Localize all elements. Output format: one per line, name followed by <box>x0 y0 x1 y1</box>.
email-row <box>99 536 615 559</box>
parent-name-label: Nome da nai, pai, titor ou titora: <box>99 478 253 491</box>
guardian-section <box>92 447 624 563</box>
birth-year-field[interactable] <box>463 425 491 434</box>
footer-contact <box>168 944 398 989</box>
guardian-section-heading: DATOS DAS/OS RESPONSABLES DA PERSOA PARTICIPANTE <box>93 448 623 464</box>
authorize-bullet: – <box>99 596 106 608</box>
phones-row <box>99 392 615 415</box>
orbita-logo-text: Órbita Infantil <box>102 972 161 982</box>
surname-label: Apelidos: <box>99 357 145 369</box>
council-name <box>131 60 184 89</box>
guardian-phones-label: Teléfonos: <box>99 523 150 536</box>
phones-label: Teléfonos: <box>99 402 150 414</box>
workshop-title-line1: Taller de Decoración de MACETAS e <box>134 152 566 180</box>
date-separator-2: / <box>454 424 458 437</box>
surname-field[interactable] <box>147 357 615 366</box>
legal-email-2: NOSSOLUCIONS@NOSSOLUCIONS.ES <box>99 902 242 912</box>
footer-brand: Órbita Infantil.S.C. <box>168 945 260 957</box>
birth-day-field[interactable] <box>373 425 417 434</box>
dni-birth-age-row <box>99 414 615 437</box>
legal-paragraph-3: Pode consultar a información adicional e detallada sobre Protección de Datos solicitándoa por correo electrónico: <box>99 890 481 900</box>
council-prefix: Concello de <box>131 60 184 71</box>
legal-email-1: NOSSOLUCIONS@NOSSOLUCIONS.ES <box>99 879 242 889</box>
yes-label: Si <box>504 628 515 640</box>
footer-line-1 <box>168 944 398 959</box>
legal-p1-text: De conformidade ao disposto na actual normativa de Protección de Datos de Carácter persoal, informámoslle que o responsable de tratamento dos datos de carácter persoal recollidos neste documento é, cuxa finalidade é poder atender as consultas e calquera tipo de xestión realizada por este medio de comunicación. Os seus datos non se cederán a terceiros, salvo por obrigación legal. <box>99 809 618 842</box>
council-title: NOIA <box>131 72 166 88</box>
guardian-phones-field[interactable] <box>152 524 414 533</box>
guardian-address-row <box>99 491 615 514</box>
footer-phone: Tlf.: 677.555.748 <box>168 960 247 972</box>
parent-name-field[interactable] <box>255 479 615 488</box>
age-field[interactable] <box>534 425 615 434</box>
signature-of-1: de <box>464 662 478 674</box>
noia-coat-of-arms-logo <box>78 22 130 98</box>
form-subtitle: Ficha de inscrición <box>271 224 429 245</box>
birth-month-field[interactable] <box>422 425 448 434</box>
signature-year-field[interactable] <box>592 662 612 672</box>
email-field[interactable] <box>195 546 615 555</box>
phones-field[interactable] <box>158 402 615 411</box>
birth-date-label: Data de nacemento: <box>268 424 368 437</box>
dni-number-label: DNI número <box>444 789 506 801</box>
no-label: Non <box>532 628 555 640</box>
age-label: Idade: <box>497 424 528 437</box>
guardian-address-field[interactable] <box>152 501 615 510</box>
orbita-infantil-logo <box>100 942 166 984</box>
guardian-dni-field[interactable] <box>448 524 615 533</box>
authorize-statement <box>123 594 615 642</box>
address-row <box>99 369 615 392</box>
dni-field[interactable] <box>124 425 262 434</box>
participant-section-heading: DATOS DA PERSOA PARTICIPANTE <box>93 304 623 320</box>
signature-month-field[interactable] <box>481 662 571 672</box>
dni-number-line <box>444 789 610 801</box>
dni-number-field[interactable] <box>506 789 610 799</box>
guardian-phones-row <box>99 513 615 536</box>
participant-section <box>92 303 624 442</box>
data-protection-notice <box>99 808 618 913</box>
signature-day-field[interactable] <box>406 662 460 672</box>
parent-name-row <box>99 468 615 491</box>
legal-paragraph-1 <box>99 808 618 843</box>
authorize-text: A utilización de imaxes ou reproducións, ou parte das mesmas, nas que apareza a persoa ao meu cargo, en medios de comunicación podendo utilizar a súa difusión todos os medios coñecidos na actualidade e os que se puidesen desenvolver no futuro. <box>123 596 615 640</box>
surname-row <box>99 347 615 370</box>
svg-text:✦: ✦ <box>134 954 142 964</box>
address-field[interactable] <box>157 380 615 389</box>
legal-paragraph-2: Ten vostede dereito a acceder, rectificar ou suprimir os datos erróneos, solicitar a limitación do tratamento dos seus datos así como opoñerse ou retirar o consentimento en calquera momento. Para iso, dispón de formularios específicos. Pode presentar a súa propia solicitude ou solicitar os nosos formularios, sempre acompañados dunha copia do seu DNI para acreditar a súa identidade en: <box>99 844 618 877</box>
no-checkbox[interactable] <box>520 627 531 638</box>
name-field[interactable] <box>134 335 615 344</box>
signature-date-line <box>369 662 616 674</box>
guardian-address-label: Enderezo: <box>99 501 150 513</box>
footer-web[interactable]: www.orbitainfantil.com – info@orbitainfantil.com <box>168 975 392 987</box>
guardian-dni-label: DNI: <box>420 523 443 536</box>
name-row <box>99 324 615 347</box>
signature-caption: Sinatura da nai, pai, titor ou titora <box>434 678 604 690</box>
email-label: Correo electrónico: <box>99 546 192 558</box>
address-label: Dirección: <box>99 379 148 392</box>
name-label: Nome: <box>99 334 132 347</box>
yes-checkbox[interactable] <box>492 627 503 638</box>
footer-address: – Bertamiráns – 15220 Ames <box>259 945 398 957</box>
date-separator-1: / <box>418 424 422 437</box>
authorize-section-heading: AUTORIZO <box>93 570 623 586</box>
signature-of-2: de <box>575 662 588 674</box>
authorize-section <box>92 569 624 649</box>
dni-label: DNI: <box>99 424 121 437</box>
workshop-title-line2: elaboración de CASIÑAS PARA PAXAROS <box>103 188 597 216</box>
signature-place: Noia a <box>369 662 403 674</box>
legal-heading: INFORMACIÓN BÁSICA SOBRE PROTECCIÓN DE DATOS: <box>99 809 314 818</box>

Problem description: Write out every line of the listing above without changing anything.

Solution for this problem:
Localize all elements. Output format: one per line, name followed by <box>x0 y0 x1 y1</box>.
email-row <box>99 536 615 559</box>
parent-name-label: Nome da nai, pai, titor ou titora: <box>99 478 253 491</box>
guardian-section <box>92 447 624 563</box>
birth-year-field[interactable] <box>463 425 491 434</box>
footer-contact <box>168 944 398 989</box>
guardian-section-heading: DATOS DAS/OS RESPONSABLES DA PERSOA PARTICIPANTE <box>93 448 623 464</box>
authorize-bullet: – <box>99 596 106 608</box>
phones-row <box>99 392 615 415</box>
orbita-logo-text: Órbita Infantil <box>102 972 161 982</box>
surname-label: Apelidos: <box>99 357 145 369</box>
council-name <box>131 60 184 89</box>
guardian-phones-label: Teléfonos: <box>99 523 150 536</box>
phones-label: Teléfonos: <box>99 402 150 414</box>
workshop-title-line1: Taller de Decoración de MACETAS e <box>134 152 566 180</box>
date-separator-2: / <box>454 424 458 437</box>
surname-field[interactable] <box>147 357 615 366</box>
legal-email-2: NOSSOLUCIONS@NOSSOLUCIONS.ES <box>99 902 242 912</box>
footer-brand: Órbita Infantil.S.C. <box>168 945 260 957</box>
birth-day-field[interactable] <box>373 425 417 434</box>
dni-birth-age-row <box>99 414 615 437</box>
legal-paragraph-3: Pode consultar a información adicional e detallada sobre Protección de Datos solicitándoa por correo electrónico: <box>99 890 481 900</box>
council-prefix: Concello de <box>131 60 184 71</box>
legal-email-1: NOSSOLUCIONS@NOSSOLUCIONS.ES <box>99 879 242 889</box>
yes-label: Si <box>504 628 515 640</box>
footer-line-1 <box>168 944 398 959</box>
legal-p1-text: De conformidade ao disposto na actual normativa de Protección de Datos de Carácter persoal, informámoslle que o responsable de tratamento dos datos de carácter persoal recollidos neste documento é, cuxa finalidade é poder atender as consultas e calquera tipo de xestión realizada por este medio de comunicación. Os seus datos non se cederán a terceiros, salvo por obrigación legal. <box>99 809 618 842</box>
council-title: NOIA <box>131 72 166 88</box>
guardian-phones-field[interactable] <box>152 524 414 533</box>
guardian-address-row <box>99 491 615 514</box>
footer-phone: Tlf.: 677.555.748 <box>168 960 247 972</box>
parent-name-field[interactable] <box>255 479 615 488</box>
age-field[interactable] <box>534 425 615 434</box>
signature-of-1: de <box>464 662 478 674</box>
noia-coat-of-arms-logo <box>78 22 130 98</box>
form-subtitle: Ficha de inscrición <box>271 224 429 245</box>
birth-month-field[interactable] <box>422 425 448 434</box>
signature-year-field[interactable] <box>592 662 612 672</box>
email-field[interactable] <box>195 546 615 555</box>
phones-field[interactable] <box>158 402 615 411</box>
birth-date-label: Data de nacemento: <box>268 424 368 437</box>
dni-number-label: DNI número <box>444 789 506 801</box>
no-label: Non <box>532 628 555 640</box>
age-label: Idade: <box>497 424 528 437</box>
guardian-address-field[interactable] <box>152 501 615 510</box>
orbita-infantil-logo <box>100 942 166 984</box>
guardian-dni-field[interactable] <box>448 524 615 533</box>
authorize-statement <box>123 594 615 642</box>
address-row <box>99 369 615 392</box>
dni-field[interactable] <box>124 425 262 434</box>
participant-section-heading: DATOS DA PERSOA PARTICIPANTE <box>93 304 623 320</box>
signature-month-field[interactable] <box>481 662 571 672</box>
dni-number-line <box>444 789 610 801</box>
dni-number-field[interactable] <box>506 789 610 799</box>
guardian-phones-row <box>99 513 615 536</box>
participant-section <box>92 303 624 442</box>
data-protection-notice <box>99 808 618 913</box>
signature-day-field[interactable] <box>406 662 460 672</box>
parent-name-row <box>99 468 615 491</box>
legal-paragraph-1 <box>99 808 618 843</box>
authorize-text: A utilización de imaxes ou reproducións, ou parte das mesmas, nas que apareza a persoa ao meu cargo, en medios de comunicación podendo utilizar a súa difusión todos os medios coñecidos na actualidade e os que se puidesen desenvolver no futuro. <box>123 596 615 640</box>
surname-row <box>99 347 615 370</box>
svg-text:✦: ✦ <box>134 954 142 964</box>
address-field[interactable] <box>157 380 615 389</box>
legal-paragraph-2: Ten vostede dereito a acceder, rectificar ou suprimir os datos erróneos, solicitar a limitación do tratamento dos seus datos así como opoñerse ou retirar o consentimento en calquera momento. Para iso, dispón de formularios específicos. Pode presentar a súa propia solicitude ou solicitar os nosos formularios, sempre acompañados dunha copia do seu DNI para acreditar a súa identidade en: <box>99 844 618 877</box>
no-checkbox[interactable] <box>520 627 531 638</box>
name-field[interactable] <box>134 335 615 344</box>
signature-date-line <box>369 662 616 674</box>
guardian-address-label: Enderezo: <box>99 501 150 513</box>
footer-web[interactable]: www.orbitainfantil.com – info@orbitainfantil.com <box>168 975 392 987</box>
guardian-dni-label: DNI: <box>420 523 443 536</box>
name-row <box>99 324 615 347</box>
signature-caption: Sinatura da nai, pai, titor ou titora <box>434 678 604 690</box>
email-label: Correo electrónico: <box>99 546 192 558</box>
address-label: Dirección: <box>99 379 148 392</box>
name-label: Nome: <box>99 334 132 347</box>
yes-checkbox[interactable] <box>492 627 503 638</box>
footer-address: – Bertamiráns – 15220 Ames <box>259 945 398 957</box>
date-separator-1: / <box>418 424 422 437</box>
authorize-section-heading: AUTORIZO <box>93 570 623 586</box>
signature-of-2: de <box>575 662 588 674</box>
authorize-section <box>92 569 624 649</box>
dni-label: DNI: <box>99 424 121 437</box>
workshop-title-line2: elaboración de CASIÑAS PARA PAXAROS <box>103 188 597 216</box>
signature-place: Noia a <box>369 662 403 674</box>
legal-heading: INFORMACIÓN BÁSICA SOBRE PROTECCIÓN DE DATOS: <box>99 809 314 818</box>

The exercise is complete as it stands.